* Work to be completed
Return all lines with the word "两学一做" in them.

** start of Data shown **

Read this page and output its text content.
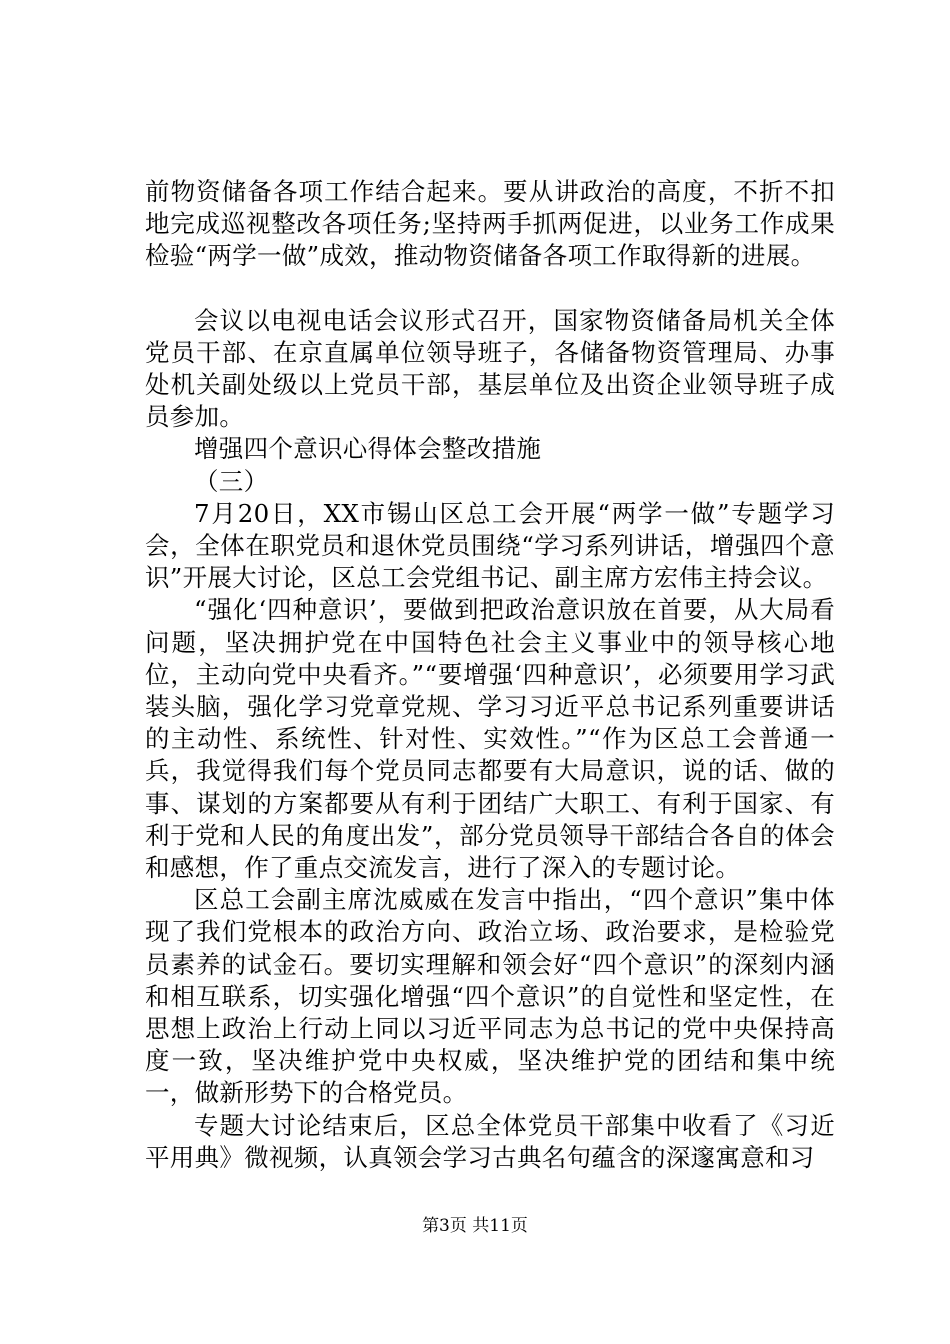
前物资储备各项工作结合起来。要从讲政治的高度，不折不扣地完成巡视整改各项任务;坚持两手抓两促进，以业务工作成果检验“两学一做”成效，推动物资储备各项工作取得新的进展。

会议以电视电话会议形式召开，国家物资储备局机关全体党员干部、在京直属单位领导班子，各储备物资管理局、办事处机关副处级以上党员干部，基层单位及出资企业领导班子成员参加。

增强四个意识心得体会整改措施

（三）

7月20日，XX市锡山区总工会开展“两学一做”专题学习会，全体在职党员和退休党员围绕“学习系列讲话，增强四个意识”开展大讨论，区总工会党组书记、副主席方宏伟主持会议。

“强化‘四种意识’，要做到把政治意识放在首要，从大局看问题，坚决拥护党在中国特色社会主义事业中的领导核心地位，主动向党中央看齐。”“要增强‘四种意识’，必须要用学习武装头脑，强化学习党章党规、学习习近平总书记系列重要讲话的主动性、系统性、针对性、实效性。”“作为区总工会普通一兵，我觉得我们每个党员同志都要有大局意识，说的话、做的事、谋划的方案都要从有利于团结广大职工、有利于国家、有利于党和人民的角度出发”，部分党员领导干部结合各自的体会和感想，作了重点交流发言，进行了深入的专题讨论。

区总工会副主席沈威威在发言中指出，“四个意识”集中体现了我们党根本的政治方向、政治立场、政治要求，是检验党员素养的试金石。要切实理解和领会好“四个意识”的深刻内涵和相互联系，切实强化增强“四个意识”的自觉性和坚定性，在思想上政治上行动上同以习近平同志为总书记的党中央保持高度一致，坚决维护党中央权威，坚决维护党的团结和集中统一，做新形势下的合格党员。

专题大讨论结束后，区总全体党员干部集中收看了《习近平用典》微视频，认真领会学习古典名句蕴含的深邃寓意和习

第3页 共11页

** end of Data shown **

* Solution for this task
前物资储备各项工作结合起来。要从讲政治的高度，不折不扣地完成巡视整改各项任务;坚持两手抓两促进，以业务工作成果检验“两学一做”成效，推动物资储备各项工作取得新的进展。
7月20日，XX市锡山区总工会开展“两学一做”专题学习会，全体在职党员和退休党员围绕“学习系列讲话，增强四个意识”开展大讨论，区总工会党组书记、副主席方宏伟主持会议。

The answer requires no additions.